What you have to do:
Each line that contains the word "this" counts once; give the total for the records below and nothing else.

Records supplied:
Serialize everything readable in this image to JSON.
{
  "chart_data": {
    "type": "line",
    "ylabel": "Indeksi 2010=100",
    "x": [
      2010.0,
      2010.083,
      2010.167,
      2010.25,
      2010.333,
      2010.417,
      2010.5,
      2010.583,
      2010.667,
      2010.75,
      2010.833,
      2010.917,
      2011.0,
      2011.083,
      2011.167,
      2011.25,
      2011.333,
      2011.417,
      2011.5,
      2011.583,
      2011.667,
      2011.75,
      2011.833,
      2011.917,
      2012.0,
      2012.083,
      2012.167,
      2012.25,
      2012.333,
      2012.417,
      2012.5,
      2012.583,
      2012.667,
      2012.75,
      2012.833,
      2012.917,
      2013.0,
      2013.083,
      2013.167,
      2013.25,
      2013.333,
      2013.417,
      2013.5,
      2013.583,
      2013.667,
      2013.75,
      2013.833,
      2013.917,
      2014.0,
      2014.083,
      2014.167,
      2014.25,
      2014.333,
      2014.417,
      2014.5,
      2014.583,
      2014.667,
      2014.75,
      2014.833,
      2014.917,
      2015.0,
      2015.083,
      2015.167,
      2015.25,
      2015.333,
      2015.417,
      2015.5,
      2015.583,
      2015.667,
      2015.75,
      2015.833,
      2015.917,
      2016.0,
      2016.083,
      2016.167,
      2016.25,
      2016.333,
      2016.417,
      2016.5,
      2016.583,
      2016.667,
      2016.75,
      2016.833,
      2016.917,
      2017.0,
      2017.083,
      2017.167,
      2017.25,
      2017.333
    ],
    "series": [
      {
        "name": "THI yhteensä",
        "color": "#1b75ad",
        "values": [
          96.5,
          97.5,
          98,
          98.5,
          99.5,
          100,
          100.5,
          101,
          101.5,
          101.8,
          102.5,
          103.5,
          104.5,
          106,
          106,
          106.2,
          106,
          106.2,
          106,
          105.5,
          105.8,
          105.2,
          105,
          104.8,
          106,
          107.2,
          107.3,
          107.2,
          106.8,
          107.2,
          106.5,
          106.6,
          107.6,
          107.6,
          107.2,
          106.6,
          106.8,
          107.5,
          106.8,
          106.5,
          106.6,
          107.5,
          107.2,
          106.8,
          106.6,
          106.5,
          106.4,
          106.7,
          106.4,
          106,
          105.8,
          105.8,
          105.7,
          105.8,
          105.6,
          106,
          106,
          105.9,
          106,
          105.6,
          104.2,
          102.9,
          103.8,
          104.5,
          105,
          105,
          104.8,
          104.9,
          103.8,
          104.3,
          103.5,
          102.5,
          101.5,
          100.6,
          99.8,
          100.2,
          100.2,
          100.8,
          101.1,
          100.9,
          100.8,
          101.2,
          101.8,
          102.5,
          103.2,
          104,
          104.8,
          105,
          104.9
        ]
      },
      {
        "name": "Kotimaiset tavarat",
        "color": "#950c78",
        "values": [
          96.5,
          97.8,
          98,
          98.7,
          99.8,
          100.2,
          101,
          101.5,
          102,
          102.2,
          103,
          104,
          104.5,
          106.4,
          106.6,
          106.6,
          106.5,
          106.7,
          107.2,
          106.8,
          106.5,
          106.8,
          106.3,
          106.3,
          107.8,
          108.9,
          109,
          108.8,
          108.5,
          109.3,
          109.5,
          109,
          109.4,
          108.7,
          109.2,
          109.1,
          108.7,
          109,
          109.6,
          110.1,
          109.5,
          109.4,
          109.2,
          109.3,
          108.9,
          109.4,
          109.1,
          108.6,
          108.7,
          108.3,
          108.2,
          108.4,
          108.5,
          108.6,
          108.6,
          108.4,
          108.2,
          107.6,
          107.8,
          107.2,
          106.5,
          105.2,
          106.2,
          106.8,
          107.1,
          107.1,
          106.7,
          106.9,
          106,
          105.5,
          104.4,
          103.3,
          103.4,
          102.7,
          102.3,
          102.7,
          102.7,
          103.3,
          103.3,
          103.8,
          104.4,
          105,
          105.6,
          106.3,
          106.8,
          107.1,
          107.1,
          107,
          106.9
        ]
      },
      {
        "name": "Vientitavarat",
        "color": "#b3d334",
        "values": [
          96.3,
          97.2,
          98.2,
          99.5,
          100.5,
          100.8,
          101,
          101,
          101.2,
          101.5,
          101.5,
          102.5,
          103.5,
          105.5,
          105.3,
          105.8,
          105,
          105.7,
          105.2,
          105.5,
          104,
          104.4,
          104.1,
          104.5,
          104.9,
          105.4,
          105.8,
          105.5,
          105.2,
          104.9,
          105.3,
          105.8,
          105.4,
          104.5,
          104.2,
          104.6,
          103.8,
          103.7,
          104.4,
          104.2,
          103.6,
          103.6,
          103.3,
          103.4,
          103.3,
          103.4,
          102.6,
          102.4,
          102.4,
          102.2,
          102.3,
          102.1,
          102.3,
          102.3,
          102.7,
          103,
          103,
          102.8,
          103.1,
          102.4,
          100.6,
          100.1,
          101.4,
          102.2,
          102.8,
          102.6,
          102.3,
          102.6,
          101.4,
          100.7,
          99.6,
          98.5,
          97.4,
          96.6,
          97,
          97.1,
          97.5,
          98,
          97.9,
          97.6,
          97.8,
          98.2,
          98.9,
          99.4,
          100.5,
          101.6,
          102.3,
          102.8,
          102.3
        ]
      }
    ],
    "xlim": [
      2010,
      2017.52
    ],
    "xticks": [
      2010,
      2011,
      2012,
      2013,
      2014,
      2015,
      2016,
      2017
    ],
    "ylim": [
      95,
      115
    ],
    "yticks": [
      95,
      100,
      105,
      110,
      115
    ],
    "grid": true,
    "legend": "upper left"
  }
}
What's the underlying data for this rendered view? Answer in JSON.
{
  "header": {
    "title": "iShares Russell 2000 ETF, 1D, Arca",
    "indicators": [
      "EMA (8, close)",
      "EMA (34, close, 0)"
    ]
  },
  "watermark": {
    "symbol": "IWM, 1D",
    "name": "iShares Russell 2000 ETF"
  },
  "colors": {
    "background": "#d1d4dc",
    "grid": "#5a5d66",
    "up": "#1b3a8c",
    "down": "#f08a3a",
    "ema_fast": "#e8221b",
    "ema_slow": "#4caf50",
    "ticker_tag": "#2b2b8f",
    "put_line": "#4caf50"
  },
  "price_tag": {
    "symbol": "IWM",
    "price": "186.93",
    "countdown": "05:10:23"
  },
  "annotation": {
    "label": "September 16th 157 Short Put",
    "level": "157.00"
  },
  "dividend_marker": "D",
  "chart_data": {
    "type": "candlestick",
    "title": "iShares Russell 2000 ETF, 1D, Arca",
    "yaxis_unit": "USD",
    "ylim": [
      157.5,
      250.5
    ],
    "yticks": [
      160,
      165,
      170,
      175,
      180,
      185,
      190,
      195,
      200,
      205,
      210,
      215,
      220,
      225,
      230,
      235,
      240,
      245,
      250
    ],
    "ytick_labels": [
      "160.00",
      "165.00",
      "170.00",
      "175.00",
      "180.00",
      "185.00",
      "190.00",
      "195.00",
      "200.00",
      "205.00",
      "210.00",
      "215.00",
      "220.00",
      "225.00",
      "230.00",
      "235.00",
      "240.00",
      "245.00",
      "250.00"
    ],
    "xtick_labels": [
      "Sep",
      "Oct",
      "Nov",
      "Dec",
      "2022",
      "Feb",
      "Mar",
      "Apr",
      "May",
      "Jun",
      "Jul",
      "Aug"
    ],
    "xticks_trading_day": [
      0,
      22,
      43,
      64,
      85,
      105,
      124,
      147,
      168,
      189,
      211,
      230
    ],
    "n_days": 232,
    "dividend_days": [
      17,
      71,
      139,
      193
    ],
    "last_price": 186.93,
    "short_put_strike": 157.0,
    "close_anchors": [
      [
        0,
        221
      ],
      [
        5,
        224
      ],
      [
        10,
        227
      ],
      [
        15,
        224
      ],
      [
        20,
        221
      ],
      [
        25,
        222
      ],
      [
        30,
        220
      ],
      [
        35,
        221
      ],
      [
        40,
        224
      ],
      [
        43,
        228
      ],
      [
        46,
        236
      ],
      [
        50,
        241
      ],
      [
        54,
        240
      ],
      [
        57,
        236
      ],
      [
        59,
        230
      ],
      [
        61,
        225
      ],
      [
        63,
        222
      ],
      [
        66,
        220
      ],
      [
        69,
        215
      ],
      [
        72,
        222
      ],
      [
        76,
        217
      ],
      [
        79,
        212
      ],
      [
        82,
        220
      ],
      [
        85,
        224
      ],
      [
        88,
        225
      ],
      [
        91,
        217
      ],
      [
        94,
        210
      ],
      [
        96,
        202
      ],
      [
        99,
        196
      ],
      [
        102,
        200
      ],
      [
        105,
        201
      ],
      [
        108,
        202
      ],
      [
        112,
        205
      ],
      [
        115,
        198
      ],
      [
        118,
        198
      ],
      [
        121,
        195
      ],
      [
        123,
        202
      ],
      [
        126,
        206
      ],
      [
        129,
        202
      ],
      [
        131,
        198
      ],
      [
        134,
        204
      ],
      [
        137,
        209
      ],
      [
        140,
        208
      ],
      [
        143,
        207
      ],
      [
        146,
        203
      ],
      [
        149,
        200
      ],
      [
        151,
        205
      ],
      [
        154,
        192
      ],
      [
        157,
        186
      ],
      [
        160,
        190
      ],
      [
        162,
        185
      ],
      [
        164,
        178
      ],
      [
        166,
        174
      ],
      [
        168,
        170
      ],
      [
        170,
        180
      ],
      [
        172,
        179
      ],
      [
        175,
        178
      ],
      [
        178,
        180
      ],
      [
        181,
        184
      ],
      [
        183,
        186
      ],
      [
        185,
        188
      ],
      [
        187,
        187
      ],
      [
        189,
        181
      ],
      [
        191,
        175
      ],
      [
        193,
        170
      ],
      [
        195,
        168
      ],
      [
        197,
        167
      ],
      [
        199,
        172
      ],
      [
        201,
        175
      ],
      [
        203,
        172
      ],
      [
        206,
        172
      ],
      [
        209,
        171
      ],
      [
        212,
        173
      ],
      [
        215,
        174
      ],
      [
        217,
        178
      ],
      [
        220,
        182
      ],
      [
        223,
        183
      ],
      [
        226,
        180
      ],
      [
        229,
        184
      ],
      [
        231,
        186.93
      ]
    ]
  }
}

Answer below:
2